(EXTRACT)
# I feel like ****



## ChknNoodleSoup (Oct 20, 2012)

I don't know why. I just feel utterly miserable today. I feel lonely, alone, rejected, hurt, betrayed and everything. I just want to crawl in a hole and sleep till life is over. Why does it hurt so bad, why can't i stop hurting and move on? And why do people do this to each other? Sorry, I feel like **** and figured people on here might get it, have some advice. Background: stbx went from loving me to having EA to supposedly stopping EA but not loving me/in love with me anymore, hates everything about me, I'm not who he thought I was, he's been faking the I love yous etc. at least that's what he is telling me. He went back and forth on reconciling but never really wanted it. Then said I wasn't worth the effort and I don't motivate him and he was not a good husband because we don't fit and I'm not his motivation. We're separated but neither of us have filed mainly because we're broke, I was a sahm and been looking for work but nothing! It's easier to remain married since our particular situation is complicated but he doesn't love me so that isn't gonna happen. I hate it and him. I hate that he feels he can lead me on for years while I kept telling him I needed more. Why did he think it's ok to drag my suffering if he supposedly wasn't happy either? He never gave me more and now he tells me it's because he didn't want to! Basically he married me, took away nine years of my life, we get pregnant years after marriage (if you don't love me, why???) all without him really loving me. And now he's done, and wants me out? It hurts so bad. Like why didn't he have the balls to leave me before this investment? And why is he so bent on breaking me by telling me **** that I am unattractive, unaccomplished, not who he thought, etc. I feel like utter ****.

(PROVIDED INFORMATION)
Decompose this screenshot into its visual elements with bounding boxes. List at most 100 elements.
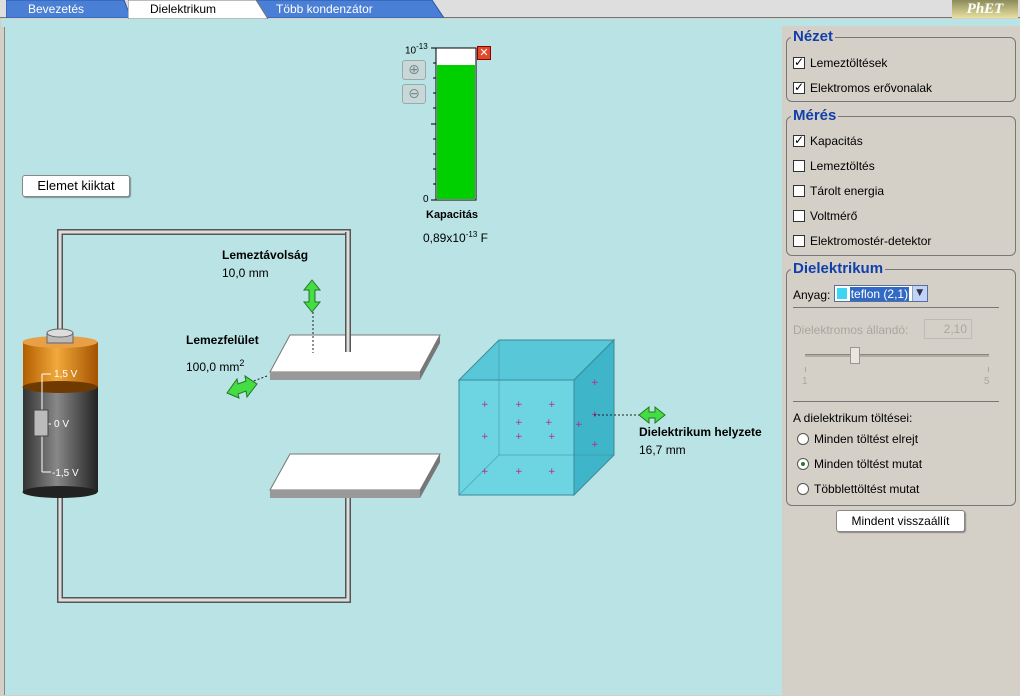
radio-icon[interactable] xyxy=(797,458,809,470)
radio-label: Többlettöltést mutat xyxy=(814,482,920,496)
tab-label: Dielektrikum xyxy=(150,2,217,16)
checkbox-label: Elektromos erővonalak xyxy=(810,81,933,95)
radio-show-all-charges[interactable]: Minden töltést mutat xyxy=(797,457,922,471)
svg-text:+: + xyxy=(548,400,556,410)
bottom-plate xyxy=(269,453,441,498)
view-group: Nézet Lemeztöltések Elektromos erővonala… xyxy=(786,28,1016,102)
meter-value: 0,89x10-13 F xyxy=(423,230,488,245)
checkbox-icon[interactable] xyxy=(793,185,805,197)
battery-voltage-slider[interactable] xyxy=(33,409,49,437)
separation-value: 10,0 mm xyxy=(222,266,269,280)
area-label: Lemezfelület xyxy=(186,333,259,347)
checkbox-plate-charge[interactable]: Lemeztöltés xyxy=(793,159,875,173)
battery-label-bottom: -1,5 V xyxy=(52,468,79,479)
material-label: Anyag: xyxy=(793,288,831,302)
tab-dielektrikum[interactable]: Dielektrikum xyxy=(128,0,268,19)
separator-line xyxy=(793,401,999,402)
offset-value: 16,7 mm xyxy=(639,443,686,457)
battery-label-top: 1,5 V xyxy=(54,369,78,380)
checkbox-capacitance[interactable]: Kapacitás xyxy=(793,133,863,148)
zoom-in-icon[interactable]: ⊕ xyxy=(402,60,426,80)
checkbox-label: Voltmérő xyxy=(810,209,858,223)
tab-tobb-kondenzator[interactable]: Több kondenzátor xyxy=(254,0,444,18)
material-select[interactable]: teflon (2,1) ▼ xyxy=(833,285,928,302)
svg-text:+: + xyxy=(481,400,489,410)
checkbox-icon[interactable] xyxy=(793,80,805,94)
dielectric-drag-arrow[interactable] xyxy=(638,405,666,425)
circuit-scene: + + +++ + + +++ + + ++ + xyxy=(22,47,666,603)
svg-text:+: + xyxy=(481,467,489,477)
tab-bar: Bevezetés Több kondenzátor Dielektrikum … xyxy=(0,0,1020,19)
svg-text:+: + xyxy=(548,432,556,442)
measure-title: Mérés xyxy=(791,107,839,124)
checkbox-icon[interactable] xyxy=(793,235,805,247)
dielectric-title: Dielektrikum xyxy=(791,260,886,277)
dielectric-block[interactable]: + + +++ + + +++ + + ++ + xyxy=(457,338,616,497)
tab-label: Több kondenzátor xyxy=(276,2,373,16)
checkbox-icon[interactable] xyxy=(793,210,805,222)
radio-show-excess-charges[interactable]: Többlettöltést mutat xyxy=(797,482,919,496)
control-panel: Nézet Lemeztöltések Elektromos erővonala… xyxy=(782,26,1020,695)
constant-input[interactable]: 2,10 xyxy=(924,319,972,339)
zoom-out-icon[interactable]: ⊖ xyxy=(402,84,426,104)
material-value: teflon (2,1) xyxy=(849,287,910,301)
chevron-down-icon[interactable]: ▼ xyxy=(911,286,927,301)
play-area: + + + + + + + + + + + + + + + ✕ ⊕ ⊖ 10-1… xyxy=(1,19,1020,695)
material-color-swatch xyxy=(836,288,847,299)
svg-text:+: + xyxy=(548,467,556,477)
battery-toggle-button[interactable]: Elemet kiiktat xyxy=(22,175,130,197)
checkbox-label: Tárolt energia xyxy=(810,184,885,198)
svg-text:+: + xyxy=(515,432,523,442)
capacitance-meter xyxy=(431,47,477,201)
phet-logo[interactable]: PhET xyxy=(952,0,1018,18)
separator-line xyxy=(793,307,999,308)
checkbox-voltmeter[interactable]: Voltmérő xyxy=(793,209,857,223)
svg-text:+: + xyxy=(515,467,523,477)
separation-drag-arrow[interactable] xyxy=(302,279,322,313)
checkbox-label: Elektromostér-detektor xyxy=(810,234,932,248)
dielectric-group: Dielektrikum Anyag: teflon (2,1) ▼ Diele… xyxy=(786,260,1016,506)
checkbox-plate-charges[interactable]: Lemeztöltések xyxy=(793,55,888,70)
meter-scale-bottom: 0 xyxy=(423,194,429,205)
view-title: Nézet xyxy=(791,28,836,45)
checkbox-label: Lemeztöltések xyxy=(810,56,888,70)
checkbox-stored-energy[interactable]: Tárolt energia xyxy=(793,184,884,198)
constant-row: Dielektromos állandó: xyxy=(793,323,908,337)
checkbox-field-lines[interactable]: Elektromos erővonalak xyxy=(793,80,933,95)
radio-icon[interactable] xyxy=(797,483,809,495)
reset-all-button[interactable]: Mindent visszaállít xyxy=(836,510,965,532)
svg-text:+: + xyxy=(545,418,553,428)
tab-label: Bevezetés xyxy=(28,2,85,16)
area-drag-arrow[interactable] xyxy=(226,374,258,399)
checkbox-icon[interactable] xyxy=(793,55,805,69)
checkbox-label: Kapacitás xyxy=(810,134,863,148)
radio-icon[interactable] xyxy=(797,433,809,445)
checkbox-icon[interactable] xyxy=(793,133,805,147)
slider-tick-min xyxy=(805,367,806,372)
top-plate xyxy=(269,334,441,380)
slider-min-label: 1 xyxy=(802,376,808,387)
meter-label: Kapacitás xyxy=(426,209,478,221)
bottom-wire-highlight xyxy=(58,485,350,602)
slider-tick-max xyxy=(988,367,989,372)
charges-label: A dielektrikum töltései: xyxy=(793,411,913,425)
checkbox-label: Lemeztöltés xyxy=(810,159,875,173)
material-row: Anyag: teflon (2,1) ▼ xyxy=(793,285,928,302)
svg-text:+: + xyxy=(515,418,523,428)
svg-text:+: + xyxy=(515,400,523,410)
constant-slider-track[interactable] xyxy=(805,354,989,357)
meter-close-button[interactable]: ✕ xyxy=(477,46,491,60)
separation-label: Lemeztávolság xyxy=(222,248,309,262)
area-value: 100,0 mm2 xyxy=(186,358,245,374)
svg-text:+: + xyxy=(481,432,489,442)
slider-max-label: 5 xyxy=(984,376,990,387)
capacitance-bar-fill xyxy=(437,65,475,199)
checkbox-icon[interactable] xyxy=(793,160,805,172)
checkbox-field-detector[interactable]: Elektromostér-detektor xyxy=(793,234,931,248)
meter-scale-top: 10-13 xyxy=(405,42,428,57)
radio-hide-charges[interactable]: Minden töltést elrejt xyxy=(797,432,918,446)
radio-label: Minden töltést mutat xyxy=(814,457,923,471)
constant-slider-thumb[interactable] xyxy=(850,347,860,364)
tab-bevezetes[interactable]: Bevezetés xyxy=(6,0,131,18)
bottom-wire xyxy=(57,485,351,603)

...

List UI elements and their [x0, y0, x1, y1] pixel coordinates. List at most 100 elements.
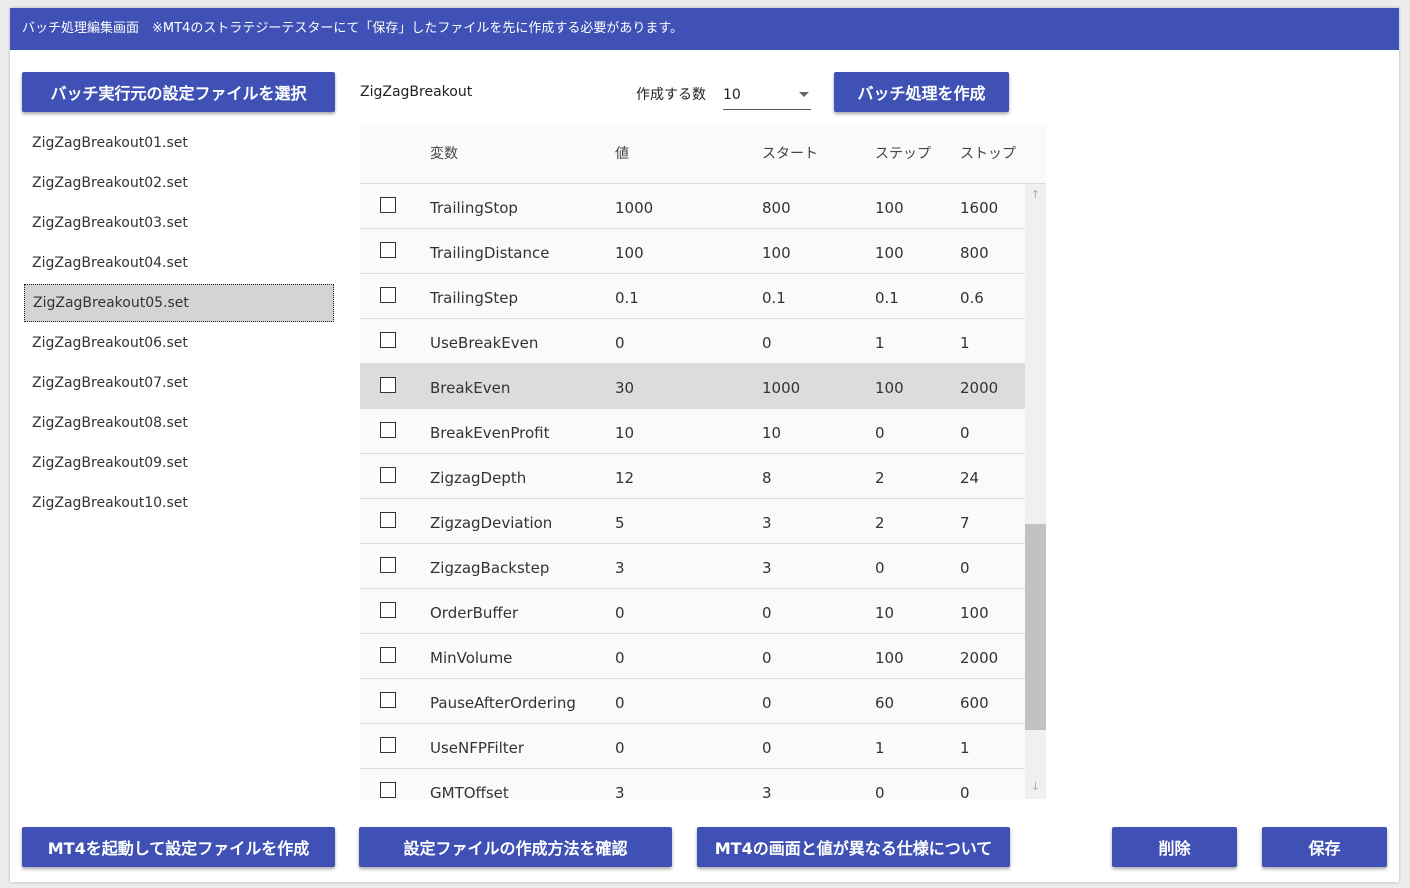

(REQUIRED TASKS)
**A)** Return the records from the line with "Decompose this screenshot" up to and including the line with "svg-text:+: + xyxy=(548,400,556,410)", unchanged and with the pictures left out.
**B)** Resume the forum post about the separation, starting after its last sentence.

(ANSWERS TO THE EXERCISE)
**A)**
Decompose this screenshot into its visual elements with bounding boxes. List at most 100 elements.
radio-icon[interactable] xyxy=(797,458,809,470)
radio-label: Többlettöltést mutat xyxy=(814,482,920,496)
tab-label: Dielektrikum xyxy=(150,2,217,16)
checkbox-label: Elektromos erővonalak xyxy=(810,81,933,95)
radio-show-all-charges[interactable]: Minden töltést mutat xyxy=(797,457,922,471)
svg-text:+: + xyxy=(548,400,556,410)

**B)**
----------



## strzzy456 (Oct 30, 2012)

Oh, this sounds exactly like my situation. He's in the fog. Everyone here will tell you about it. When he's emotionally and/or physically connected to someone else, there's nothing you can do right. Mine told me he hated my voice, not enough education, no social skills, etc. I couldn't take a breath without him hating it.


----------



## strzzy456 (Oct 30, 2012)

oh and I asked him the same questions..why did you say let's buy a house, why did we have children if you thought our whole marriage was a mistake.

Let him go and move on with your life. That's what I'm doing. Maybe he'll realize he made a mistake, maybe he won't. You have to think of you.


----------



## ChknNoodleSoup (Oct 20, 2012)

I think he might be in fog too. But it doesn't hurt any less. Thanks for the advice and I'm sorry you're going through this too.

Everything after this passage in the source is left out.